- What is expected -
Answer these from the wedding-planning post below:
(a) What are the wedding colors?
(b) How much does the dress cost?
(c) Where did he want to go instead?

- Excerpted passage -
He hates the wedding colors
tiffany blue, white , silver , and crystal .

I have not asked anyone to help me with putting anything together. I have done it all myself.

I am just frustrated with all of this,
am I being hard headed about the wedding , or is he being abnormal about it.

2007-12-07 00:52:07 · 29 answers · asked by la de da 3 in Family & Relationships Weddings

he said he has been to plenty of wedding where there hasn't been any centerpieces, I say B.S. I never have i tried talking to him last night but it turned into a fight.

2007-12-07 00:56:51 · update #1

he wanted to go to vegas So i used that as our budget for a home wedding, because vegas seems to cheapen marriage. I found a venue for 500, cake is free, food and open bar 1800, 12 ccenterpieces at 5 dollars each, my dress is 140, and spending the night at the B&B is 230 a night

2007-12-07 01:01:59 · update #2

29 answers

Breathe, calm down. Do not let this get to you. You seem frustrated. Count to ten.... one, two..

You are doing fine and I commend you for how great you have distributed your budget.

Secondly, men are not into decorating, color schemes and dresses. Please, do not take this personally, he's just a man and if he's an average guy, guys do not care about flowers or shoes. I suggest you find the help of your girlfriends instead. He's not being uninterested, he's just being a man.

Another thing to take into consideration, is that he has been married before and he knows for experience how quickly things can get expensive and out of hand. I realize that this is not just fault and that your feel offended by his comments, but actually some of his advise seems sensible to me. A smaller scale wedding is way more fun, more personal and meaningful. The best weddings that I've attended have been smaller ones.

Make your wedding fun amd romantic and fun. This is about your love and not the fact that he has been married before. Second weddings are traditionally smaller and is propper etiquette to downscale things a bit. Yes, it sucks, but having a large wedding party and have all the bells and whistles is not appropiate the second time around. Maybe he doesn't want to go through all that hassle and wants something smaller and more romantic.

The wedding that you describe sounds WONDERFUL! Your colors sound great and you have done a grat job. Do not get discouraged, this is normal wedding planning frustration. Be happy!! You are doing great. Get centerpieces if you want them and do not ask for his opinion... would you ask a man's opinion on a flower arrangement on any other ocassion?

- Information shown -
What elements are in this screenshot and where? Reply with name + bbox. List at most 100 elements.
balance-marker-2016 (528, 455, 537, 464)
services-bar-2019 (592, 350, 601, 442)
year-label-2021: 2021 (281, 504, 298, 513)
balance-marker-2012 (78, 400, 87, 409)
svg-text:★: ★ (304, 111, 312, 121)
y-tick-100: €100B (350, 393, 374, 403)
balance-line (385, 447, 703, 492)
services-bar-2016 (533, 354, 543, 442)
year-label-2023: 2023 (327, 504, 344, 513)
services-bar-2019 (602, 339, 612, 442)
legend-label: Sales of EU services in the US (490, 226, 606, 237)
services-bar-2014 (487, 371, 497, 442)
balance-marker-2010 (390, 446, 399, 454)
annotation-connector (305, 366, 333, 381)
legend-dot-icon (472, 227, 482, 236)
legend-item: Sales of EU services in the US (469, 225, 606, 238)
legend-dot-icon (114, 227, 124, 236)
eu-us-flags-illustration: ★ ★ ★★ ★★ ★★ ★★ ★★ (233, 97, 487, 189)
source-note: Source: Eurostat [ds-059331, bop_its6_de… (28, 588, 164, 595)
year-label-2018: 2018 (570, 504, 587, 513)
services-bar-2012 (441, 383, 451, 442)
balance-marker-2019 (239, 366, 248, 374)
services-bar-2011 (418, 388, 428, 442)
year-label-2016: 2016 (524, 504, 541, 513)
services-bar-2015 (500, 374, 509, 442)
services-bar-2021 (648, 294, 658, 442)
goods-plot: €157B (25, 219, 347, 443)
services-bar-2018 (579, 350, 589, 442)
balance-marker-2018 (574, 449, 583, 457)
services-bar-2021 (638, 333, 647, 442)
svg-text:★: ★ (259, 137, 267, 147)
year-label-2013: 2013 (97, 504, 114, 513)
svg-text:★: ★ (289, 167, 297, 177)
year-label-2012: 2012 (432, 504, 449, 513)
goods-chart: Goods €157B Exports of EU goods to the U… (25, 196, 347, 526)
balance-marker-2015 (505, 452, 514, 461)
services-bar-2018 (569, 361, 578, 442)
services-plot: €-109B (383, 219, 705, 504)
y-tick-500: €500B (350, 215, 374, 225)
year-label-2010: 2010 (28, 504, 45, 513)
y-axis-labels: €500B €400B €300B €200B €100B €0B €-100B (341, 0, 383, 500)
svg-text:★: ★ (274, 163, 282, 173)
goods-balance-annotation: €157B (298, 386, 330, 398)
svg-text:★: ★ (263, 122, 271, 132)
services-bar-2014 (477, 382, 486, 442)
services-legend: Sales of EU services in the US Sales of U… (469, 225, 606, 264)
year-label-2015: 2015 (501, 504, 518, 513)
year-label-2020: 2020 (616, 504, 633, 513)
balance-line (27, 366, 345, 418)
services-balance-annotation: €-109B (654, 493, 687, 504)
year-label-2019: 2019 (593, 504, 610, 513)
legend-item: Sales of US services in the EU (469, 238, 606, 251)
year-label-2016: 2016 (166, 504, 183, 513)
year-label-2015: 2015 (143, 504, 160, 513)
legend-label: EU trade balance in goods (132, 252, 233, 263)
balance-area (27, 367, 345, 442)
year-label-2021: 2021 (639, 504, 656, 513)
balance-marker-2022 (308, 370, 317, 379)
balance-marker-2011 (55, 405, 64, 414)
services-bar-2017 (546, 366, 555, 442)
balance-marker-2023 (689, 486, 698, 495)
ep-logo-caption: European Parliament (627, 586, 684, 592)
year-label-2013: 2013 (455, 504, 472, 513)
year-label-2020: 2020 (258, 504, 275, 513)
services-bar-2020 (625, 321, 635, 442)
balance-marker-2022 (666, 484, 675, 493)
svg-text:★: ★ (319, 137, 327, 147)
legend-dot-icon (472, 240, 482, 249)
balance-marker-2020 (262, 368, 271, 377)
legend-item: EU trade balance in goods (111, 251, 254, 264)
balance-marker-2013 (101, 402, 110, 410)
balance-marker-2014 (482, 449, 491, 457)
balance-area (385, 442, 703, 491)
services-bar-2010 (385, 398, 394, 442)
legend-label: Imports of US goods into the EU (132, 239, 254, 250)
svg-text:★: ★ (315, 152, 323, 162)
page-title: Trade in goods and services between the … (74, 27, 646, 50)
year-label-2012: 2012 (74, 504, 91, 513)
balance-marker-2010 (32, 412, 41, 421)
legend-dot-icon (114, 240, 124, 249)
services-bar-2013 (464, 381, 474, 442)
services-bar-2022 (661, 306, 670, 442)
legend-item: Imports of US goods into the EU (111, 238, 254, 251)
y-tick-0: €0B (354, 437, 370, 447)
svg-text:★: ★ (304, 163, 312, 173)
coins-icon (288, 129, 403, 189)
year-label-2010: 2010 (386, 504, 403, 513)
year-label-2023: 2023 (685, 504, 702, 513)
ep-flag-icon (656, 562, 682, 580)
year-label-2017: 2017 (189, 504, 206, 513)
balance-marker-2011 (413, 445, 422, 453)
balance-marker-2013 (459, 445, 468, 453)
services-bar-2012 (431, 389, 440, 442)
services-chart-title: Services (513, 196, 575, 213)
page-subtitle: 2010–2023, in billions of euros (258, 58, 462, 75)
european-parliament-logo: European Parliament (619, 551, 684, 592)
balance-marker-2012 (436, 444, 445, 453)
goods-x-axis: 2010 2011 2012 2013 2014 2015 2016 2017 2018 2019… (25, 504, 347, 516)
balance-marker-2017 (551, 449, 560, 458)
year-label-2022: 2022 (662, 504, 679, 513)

- Answer in full -
(a) Tiffany blue, white, silver, and crystal.
(b) 140.
(c) Vegas.